SUPPLIED MATERIAL:
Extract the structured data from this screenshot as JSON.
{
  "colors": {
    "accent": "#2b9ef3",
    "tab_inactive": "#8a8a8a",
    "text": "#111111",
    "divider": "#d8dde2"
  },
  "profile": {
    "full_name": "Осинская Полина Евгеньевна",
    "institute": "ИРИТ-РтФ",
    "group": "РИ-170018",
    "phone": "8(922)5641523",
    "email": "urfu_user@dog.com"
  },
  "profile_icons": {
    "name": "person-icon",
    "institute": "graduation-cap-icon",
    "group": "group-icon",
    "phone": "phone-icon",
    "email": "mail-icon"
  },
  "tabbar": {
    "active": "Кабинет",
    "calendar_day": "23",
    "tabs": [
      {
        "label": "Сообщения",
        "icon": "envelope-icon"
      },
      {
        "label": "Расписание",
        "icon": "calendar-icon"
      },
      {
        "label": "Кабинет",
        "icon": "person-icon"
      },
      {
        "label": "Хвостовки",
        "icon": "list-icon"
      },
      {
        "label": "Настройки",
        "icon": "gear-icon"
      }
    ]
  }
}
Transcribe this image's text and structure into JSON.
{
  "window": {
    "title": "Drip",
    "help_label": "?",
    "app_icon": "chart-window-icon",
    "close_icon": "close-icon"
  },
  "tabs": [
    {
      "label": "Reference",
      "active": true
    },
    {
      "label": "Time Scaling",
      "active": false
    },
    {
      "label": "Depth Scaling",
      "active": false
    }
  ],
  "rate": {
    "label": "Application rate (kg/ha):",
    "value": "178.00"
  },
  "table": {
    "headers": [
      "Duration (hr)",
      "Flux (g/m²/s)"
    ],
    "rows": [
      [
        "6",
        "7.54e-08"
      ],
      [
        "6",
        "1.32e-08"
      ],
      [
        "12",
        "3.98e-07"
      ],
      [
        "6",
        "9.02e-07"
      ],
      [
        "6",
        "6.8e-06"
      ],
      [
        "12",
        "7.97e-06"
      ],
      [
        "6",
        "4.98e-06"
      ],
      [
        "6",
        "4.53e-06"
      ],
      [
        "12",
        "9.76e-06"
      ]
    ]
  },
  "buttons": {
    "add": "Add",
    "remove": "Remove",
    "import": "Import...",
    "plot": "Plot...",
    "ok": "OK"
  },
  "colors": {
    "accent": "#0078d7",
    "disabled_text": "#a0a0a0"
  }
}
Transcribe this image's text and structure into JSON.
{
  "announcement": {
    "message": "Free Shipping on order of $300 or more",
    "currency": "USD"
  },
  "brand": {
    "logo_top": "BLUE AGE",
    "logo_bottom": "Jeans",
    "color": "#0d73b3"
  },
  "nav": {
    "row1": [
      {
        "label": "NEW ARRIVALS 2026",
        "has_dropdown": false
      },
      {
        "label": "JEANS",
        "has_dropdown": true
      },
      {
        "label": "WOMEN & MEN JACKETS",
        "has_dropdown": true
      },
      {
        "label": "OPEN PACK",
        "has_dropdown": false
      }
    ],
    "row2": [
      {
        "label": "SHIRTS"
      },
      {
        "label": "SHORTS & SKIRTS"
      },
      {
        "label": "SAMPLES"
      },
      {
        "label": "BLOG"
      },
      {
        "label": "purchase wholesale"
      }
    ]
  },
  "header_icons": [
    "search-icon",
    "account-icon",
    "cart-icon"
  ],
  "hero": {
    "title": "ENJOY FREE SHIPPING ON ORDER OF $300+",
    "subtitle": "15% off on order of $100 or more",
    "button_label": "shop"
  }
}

--

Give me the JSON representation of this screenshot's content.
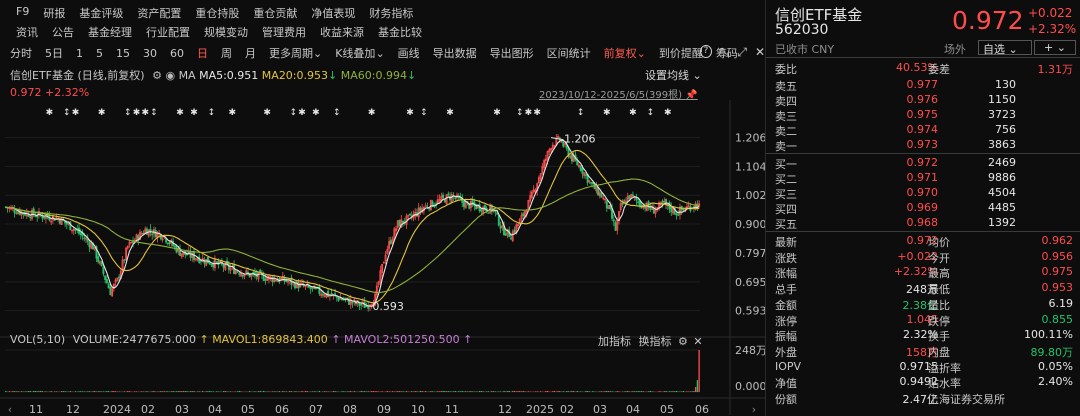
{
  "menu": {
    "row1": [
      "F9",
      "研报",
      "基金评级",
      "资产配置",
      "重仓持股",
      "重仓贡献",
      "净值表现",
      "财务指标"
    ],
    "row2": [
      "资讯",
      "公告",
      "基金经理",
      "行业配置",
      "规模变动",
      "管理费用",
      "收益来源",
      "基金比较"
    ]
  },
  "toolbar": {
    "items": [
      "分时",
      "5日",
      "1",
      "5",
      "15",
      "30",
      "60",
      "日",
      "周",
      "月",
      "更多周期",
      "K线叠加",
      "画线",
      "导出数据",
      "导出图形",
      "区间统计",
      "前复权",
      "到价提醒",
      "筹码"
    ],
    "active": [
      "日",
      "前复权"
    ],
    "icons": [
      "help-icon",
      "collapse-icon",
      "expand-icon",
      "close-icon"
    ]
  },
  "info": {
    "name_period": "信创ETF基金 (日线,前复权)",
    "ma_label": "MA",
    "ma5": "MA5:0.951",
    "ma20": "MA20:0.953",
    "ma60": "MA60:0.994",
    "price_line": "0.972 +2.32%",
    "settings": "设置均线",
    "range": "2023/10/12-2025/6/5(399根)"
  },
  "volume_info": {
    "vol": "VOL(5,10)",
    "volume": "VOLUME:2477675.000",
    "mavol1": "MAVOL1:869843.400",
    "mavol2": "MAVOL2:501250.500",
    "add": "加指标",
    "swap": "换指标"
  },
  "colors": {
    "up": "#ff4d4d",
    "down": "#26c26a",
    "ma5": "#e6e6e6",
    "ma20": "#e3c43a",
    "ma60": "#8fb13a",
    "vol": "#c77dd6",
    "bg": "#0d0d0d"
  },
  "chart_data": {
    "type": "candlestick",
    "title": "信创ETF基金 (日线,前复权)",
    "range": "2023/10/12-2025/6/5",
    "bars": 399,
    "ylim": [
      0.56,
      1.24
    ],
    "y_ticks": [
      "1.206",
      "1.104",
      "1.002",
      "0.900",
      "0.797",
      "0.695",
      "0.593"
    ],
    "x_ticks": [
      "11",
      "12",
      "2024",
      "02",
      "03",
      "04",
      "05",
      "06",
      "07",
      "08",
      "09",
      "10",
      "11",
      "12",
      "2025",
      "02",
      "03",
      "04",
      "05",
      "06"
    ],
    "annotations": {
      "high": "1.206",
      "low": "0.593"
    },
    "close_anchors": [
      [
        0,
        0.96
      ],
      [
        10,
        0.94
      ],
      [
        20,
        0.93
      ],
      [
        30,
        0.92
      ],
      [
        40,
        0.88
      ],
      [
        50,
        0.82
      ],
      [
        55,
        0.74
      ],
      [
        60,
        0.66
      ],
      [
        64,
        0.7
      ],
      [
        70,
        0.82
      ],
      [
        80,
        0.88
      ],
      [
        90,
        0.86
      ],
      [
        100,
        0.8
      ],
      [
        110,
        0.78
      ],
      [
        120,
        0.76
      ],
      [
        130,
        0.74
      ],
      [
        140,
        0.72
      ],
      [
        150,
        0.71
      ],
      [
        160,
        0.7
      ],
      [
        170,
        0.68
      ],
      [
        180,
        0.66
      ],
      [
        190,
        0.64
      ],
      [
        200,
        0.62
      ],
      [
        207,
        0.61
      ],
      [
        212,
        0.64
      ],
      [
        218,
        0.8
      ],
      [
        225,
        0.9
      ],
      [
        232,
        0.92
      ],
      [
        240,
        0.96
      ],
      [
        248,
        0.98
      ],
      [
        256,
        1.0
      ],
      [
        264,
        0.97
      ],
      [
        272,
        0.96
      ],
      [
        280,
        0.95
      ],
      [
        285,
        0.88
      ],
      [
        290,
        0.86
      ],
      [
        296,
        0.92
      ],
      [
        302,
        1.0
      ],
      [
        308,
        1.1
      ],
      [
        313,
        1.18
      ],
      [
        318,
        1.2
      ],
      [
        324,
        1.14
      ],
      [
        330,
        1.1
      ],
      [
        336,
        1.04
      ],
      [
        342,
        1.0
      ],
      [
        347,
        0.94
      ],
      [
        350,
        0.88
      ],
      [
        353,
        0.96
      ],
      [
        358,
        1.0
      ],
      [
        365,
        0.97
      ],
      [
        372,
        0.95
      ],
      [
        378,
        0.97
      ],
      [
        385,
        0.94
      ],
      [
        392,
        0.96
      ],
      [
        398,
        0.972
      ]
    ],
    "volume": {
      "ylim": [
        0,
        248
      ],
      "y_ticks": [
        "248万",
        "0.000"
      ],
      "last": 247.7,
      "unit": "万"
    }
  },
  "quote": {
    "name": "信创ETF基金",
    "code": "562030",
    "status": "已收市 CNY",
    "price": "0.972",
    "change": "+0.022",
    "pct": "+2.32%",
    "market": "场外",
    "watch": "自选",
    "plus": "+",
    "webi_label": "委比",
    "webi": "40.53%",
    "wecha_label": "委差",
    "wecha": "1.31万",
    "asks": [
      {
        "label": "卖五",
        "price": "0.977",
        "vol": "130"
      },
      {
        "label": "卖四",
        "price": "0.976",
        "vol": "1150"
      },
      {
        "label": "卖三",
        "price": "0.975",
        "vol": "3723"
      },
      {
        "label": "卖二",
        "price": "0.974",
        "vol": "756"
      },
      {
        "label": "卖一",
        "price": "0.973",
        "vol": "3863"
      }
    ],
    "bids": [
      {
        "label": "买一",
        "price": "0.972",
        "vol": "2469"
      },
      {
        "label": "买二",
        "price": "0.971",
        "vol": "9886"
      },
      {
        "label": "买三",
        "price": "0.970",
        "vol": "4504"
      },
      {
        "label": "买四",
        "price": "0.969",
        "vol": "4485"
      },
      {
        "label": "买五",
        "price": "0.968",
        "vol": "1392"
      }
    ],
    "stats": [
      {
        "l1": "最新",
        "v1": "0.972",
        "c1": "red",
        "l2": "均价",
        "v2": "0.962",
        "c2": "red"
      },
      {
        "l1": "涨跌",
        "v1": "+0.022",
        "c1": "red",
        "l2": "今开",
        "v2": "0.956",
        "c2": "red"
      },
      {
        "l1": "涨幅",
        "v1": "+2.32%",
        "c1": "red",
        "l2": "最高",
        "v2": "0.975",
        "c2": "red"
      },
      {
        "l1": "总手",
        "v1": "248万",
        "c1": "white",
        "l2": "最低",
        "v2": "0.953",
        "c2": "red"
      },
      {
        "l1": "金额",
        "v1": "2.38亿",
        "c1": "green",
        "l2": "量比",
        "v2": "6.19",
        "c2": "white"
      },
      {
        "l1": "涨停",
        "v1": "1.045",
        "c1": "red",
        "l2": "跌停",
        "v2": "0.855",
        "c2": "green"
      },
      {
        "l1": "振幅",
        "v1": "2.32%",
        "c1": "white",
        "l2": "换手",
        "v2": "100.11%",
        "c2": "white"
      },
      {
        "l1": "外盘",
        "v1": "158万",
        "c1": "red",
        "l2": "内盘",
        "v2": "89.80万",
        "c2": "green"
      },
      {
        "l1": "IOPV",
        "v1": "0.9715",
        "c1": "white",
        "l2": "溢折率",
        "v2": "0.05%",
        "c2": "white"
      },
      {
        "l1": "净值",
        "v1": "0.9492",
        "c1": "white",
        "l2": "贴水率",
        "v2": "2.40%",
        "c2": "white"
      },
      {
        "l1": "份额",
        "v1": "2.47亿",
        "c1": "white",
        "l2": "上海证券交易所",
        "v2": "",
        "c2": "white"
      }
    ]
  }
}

AIM OF THE TASK: Select every line in the material above where the string "email" occurs, and copy it.

REPLY:
    "email": "urfu_user@dog.com"
    "email": "mail-icon"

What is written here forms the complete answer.